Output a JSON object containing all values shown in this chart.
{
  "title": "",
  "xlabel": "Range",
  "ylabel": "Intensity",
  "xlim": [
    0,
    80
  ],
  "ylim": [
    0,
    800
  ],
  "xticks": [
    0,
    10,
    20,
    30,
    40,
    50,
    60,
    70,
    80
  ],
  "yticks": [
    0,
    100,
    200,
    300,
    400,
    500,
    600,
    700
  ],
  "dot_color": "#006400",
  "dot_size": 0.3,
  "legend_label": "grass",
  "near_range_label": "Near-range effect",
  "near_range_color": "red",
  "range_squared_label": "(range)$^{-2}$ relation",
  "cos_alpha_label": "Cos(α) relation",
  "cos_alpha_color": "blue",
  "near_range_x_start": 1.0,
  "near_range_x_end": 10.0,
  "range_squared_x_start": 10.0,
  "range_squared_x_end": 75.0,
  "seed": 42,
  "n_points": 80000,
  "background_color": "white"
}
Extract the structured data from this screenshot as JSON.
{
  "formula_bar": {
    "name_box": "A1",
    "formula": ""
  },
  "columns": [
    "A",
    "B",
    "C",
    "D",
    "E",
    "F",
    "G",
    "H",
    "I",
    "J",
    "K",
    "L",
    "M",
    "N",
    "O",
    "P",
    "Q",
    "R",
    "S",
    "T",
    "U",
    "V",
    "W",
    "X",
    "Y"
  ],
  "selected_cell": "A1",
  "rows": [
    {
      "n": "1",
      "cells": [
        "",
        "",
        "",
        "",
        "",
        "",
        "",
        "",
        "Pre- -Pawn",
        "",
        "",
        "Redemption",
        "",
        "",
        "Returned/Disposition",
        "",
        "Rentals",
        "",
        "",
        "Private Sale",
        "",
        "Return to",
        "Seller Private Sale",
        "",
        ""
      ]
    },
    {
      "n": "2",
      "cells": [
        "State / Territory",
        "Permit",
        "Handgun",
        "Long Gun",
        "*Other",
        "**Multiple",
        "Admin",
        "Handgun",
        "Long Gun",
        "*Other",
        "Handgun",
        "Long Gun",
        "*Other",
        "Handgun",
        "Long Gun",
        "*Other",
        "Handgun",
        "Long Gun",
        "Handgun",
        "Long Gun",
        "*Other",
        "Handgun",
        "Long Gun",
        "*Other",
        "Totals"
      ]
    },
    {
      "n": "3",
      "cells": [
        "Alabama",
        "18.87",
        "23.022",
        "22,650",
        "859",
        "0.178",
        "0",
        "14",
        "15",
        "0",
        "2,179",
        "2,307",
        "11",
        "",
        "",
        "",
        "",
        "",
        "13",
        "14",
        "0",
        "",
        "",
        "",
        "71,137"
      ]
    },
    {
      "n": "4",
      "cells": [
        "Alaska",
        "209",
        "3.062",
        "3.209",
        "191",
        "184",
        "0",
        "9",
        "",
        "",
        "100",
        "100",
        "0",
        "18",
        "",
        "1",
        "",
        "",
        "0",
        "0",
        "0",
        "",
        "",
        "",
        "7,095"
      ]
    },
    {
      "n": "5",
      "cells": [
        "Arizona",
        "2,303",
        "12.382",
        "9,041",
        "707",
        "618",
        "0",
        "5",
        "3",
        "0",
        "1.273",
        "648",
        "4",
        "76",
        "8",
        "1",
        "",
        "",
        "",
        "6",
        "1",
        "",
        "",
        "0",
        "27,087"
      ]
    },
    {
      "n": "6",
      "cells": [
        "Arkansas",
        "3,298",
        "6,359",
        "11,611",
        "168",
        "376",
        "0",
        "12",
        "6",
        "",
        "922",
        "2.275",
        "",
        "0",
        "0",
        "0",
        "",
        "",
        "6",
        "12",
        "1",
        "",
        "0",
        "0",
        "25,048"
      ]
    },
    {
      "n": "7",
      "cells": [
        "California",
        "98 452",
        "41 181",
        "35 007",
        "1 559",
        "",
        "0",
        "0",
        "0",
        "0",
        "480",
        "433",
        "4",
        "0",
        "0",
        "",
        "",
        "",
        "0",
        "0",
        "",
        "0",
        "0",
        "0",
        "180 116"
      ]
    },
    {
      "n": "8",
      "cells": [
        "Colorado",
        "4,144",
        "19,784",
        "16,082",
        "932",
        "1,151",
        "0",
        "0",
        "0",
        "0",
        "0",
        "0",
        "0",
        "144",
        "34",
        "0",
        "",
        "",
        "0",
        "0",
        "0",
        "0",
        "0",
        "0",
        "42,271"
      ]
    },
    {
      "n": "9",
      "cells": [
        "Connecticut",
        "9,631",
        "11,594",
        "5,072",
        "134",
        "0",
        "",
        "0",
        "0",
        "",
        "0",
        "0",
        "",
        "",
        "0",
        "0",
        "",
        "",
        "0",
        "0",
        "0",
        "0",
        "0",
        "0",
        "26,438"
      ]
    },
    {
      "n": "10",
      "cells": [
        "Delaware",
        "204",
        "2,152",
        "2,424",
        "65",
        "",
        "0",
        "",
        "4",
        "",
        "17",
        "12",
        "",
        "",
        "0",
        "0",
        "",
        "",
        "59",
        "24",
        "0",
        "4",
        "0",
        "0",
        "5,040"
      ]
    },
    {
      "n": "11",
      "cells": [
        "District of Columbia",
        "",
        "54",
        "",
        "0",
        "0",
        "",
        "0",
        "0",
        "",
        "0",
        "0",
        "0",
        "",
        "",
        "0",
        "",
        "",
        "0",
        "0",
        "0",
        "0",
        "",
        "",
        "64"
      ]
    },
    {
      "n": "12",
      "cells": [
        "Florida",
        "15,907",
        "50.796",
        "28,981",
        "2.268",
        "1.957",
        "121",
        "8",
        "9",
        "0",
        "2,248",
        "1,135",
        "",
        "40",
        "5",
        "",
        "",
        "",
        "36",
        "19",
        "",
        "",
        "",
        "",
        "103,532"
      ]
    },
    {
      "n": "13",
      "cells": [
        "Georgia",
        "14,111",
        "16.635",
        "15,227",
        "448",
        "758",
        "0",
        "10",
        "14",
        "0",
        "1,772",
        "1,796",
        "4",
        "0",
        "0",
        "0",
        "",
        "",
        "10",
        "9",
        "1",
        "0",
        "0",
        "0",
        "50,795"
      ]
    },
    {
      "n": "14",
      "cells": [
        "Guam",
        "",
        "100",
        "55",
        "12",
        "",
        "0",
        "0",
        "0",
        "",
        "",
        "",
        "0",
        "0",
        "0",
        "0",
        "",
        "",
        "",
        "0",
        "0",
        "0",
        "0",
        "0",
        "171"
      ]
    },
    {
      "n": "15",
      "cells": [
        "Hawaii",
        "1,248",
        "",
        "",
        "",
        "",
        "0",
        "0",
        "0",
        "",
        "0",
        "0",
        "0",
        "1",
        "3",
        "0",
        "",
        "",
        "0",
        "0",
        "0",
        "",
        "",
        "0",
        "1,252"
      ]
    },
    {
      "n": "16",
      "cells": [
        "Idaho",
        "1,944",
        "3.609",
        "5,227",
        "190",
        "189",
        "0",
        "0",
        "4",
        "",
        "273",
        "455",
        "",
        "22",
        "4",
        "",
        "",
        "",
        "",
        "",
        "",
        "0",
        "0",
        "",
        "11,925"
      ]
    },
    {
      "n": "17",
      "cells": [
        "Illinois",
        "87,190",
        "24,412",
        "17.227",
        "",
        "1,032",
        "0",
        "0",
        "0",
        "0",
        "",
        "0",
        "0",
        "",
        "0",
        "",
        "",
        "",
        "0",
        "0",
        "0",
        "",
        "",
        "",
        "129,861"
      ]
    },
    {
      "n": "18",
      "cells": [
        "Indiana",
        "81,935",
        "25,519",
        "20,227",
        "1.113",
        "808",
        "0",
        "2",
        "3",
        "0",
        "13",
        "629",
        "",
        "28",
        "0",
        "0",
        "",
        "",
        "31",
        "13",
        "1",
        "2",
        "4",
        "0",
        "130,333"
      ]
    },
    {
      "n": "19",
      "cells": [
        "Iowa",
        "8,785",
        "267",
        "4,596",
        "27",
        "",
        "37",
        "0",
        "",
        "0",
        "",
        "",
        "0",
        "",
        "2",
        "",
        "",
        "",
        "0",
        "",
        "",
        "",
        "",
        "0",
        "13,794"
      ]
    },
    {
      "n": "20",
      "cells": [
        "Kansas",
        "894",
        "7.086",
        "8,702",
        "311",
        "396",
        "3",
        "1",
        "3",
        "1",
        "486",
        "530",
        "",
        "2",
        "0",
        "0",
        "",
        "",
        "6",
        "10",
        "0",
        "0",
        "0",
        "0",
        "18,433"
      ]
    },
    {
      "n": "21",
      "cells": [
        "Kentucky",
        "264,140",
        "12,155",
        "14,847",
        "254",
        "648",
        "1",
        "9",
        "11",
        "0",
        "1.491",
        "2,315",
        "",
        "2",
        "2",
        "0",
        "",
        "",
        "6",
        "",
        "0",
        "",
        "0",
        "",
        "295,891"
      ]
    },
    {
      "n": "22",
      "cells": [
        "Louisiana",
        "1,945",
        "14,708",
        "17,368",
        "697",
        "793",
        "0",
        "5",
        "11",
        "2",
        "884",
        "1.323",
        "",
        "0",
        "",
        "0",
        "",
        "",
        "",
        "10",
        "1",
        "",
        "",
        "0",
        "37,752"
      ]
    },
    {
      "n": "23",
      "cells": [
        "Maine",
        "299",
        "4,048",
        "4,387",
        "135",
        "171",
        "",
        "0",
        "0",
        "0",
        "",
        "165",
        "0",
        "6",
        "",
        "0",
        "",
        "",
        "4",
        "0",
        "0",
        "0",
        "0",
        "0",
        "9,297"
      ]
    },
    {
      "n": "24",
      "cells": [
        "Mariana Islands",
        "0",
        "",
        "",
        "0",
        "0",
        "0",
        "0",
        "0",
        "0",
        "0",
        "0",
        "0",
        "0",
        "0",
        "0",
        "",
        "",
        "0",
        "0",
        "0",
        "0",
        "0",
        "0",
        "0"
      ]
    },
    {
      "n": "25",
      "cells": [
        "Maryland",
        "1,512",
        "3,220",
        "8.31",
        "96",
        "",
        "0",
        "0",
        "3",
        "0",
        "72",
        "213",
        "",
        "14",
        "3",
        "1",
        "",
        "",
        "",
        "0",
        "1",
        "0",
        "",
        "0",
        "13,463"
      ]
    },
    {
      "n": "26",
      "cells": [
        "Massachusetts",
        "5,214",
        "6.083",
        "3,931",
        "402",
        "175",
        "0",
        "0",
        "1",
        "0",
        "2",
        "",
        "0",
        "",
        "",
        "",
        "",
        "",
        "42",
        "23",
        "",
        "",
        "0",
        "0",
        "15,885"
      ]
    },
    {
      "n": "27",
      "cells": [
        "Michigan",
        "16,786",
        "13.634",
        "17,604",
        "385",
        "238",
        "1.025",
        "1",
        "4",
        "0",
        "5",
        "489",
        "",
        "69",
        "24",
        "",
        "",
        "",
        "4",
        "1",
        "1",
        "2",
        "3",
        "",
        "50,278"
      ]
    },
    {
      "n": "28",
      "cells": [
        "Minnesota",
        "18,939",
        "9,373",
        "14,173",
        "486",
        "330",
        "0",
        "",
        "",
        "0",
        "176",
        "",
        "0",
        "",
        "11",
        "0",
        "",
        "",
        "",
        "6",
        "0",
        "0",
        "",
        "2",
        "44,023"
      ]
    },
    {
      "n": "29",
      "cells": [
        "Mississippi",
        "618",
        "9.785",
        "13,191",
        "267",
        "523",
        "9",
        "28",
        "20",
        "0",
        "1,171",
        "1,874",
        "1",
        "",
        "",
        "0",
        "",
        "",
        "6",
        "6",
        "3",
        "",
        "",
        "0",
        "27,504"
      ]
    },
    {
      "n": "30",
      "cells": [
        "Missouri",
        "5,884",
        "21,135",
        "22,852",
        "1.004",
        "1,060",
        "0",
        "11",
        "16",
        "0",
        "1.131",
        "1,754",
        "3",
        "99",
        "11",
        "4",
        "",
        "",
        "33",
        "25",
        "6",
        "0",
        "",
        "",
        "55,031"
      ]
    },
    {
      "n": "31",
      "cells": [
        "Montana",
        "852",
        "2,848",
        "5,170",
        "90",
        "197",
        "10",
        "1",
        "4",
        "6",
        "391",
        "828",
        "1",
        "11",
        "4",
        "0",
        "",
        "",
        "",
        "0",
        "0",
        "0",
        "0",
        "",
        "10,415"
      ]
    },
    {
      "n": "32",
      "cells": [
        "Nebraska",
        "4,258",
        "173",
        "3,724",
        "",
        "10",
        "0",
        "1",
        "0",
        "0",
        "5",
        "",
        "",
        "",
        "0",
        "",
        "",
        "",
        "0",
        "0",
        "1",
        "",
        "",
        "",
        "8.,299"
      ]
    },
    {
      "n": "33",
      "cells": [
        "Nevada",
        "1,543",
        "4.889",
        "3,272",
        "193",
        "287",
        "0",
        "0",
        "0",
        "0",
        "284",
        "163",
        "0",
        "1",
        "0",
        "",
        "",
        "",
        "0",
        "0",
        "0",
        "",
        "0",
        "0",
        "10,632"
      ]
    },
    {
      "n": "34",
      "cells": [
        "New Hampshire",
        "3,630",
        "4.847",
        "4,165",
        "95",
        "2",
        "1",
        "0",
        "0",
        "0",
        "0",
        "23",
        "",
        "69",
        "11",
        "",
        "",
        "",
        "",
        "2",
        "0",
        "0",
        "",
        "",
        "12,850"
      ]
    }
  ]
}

==================================================

Required task: Select every line above that contains the word "this", and copy it.

Solved exercise:
Output a JSON object containing all values shown in this chart.
Extract the structured data from this screenshot as JSON.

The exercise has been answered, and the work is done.